• **GOAL OF THE EXERCISE**
Pull each line holding "Multicast" out of the entries below.

• **ENTRIES PROVIDED**
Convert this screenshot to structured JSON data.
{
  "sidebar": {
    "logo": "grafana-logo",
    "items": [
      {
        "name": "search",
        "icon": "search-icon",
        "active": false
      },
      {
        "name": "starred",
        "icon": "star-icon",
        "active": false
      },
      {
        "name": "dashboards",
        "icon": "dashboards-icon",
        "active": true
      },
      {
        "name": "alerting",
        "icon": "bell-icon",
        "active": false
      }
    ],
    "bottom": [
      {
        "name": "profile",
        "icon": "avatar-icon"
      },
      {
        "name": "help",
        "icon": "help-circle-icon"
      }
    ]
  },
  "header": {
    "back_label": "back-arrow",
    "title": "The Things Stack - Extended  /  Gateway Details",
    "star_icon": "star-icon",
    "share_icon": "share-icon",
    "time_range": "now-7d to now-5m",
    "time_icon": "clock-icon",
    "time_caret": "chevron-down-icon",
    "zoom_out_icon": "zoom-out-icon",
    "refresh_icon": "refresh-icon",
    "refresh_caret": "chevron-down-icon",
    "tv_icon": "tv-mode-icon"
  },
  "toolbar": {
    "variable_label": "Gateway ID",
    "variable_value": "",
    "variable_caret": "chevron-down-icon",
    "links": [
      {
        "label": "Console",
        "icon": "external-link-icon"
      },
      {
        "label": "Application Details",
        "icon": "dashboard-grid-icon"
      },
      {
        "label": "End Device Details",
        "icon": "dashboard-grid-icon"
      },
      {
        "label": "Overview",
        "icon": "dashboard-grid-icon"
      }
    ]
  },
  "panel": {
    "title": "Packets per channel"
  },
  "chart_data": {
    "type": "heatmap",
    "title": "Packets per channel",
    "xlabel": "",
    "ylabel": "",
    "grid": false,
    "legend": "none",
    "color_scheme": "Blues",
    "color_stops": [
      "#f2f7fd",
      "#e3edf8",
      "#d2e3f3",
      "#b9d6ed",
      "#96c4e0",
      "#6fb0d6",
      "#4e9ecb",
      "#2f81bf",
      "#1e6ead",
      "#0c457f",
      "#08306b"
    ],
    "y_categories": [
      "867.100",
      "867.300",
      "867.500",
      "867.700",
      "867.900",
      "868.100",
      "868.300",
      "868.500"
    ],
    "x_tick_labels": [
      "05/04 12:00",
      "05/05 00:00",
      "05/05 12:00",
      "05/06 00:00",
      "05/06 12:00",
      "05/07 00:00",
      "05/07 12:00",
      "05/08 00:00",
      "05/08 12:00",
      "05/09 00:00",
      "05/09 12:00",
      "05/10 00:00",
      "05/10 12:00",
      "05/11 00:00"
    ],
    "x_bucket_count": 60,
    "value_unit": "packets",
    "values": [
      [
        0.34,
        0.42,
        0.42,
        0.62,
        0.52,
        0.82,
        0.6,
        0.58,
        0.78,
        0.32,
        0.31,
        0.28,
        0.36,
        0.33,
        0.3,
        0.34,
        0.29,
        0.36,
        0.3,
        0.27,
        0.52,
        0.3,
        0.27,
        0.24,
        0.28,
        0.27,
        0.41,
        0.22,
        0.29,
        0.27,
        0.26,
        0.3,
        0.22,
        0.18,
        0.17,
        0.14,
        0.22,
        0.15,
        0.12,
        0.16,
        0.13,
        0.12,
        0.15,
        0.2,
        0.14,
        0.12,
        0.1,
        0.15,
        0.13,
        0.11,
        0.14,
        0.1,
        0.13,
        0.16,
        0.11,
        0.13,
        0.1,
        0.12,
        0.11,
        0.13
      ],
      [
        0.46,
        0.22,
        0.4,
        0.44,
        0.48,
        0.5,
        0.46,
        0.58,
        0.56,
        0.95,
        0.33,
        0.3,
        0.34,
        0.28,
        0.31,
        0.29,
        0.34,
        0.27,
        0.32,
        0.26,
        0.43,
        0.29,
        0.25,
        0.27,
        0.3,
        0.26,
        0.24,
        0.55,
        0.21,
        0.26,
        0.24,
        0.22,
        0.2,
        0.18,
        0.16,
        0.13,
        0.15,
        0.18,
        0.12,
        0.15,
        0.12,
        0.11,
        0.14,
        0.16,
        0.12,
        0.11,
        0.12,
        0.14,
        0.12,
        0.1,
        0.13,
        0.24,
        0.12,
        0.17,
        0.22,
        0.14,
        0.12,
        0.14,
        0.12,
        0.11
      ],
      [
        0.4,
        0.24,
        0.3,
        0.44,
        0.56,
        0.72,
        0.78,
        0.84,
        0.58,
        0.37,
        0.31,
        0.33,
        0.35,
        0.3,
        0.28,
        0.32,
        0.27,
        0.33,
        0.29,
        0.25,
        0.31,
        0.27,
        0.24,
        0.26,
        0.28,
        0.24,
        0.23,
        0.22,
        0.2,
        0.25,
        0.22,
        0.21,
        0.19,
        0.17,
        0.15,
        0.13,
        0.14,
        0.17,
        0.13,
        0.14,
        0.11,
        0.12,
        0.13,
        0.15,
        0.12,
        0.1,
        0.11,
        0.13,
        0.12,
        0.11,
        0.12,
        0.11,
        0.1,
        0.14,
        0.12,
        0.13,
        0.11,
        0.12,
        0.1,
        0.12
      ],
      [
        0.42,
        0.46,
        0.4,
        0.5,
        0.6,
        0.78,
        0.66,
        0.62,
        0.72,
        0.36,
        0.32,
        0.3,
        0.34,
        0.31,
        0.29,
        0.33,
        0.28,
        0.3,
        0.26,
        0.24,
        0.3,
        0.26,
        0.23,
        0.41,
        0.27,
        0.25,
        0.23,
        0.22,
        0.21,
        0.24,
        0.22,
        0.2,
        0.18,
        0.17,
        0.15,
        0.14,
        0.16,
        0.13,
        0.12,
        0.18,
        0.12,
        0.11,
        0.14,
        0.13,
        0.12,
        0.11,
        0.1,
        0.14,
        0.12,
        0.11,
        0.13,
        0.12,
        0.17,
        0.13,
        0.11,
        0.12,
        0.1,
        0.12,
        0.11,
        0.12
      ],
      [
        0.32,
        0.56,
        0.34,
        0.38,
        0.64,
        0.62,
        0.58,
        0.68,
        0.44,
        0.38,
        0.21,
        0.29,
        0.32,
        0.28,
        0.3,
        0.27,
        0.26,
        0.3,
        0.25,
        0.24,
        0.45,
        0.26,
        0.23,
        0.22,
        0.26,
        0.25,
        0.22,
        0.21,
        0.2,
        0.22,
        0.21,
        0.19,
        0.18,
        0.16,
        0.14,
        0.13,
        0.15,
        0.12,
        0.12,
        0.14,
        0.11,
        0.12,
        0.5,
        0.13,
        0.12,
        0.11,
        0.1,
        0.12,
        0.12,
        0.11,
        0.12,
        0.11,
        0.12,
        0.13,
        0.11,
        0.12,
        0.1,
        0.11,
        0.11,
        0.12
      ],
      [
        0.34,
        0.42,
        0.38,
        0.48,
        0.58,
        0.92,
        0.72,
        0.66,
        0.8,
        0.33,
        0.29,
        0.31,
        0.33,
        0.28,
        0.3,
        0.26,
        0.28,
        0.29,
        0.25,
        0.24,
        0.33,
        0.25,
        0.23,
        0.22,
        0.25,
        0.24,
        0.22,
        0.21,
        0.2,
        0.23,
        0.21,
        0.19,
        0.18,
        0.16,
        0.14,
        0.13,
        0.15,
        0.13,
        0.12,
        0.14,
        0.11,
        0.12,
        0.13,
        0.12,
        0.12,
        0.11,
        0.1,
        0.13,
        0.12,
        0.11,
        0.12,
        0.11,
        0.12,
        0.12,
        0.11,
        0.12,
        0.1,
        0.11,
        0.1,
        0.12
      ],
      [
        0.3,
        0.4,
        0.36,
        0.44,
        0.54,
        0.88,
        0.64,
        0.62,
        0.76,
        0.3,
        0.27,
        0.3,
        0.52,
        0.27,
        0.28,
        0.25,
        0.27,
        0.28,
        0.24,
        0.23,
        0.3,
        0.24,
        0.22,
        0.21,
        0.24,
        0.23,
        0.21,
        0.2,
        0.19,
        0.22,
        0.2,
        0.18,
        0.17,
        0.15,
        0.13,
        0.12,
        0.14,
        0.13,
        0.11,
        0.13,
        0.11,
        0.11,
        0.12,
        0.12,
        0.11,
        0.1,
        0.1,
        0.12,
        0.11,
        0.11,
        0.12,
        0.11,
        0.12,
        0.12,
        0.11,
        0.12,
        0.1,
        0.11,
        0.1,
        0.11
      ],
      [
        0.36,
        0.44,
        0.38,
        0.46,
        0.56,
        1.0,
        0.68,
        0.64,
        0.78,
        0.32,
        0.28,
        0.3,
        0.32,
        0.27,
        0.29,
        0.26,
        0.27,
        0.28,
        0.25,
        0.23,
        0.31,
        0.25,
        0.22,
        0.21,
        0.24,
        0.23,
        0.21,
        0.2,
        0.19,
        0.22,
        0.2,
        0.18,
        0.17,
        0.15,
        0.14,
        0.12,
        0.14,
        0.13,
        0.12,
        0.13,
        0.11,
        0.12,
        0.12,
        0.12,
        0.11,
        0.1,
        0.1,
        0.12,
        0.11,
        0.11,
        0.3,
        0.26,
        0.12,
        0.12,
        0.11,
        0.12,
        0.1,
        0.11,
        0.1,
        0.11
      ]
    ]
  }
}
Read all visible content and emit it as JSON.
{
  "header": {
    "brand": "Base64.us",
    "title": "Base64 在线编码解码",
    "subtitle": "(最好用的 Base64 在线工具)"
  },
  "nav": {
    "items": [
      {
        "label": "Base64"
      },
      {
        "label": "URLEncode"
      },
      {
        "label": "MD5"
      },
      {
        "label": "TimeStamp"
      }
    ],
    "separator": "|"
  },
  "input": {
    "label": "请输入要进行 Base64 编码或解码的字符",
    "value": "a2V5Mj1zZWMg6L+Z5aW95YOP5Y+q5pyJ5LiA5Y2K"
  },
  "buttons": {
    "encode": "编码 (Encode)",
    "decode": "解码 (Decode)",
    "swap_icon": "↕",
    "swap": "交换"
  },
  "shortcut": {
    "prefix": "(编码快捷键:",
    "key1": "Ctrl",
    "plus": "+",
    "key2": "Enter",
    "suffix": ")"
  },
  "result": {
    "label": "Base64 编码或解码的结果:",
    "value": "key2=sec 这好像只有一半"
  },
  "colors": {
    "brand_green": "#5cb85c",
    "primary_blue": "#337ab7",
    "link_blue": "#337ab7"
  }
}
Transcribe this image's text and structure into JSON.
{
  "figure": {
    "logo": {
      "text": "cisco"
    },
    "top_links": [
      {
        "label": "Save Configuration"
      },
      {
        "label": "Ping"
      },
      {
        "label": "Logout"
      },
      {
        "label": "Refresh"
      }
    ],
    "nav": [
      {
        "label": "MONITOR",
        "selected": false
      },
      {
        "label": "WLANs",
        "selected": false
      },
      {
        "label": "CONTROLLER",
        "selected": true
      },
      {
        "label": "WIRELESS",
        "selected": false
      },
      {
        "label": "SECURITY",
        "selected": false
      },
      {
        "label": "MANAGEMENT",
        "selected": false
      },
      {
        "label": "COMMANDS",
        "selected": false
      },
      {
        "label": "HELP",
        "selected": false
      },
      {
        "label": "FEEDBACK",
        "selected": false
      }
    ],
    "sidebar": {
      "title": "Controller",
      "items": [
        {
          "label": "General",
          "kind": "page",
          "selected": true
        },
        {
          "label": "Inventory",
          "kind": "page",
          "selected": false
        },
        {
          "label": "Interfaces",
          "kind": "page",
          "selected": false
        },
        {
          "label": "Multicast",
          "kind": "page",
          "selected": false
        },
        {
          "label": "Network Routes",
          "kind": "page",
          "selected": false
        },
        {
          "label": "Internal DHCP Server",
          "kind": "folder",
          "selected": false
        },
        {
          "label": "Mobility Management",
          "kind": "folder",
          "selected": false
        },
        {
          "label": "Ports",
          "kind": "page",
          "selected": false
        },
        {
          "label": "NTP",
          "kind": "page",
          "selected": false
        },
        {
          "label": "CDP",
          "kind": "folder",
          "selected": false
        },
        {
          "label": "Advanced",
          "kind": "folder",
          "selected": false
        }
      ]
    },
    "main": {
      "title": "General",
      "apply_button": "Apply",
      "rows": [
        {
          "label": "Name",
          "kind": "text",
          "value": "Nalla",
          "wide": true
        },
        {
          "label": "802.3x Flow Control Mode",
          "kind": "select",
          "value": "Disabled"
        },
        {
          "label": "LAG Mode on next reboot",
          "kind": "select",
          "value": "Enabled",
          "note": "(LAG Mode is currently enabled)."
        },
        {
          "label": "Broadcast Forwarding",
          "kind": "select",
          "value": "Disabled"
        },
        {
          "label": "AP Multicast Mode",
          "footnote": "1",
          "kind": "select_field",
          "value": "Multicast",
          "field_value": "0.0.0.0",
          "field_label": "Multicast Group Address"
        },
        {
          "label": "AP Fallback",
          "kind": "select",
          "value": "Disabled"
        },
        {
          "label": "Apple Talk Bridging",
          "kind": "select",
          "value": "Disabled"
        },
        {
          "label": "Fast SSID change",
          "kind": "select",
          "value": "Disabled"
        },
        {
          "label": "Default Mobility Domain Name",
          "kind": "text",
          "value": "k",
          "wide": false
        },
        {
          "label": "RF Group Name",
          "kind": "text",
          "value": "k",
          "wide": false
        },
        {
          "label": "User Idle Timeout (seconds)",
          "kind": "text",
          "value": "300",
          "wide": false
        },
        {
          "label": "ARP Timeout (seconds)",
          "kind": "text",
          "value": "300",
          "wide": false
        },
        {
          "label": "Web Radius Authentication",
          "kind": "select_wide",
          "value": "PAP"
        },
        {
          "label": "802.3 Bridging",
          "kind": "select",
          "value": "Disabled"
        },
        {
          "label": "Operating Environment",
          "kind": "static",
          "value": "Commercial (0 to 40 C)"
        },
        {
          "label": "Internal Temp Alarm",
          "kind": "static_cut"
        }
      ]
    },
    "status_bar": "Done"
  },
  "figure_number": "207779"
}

• **SOLUTION**
          "label": "Multicast",
          "label": "AP Multicast Mode",
          "value": "Multicast",
          "field_label": "Multicast Group Address"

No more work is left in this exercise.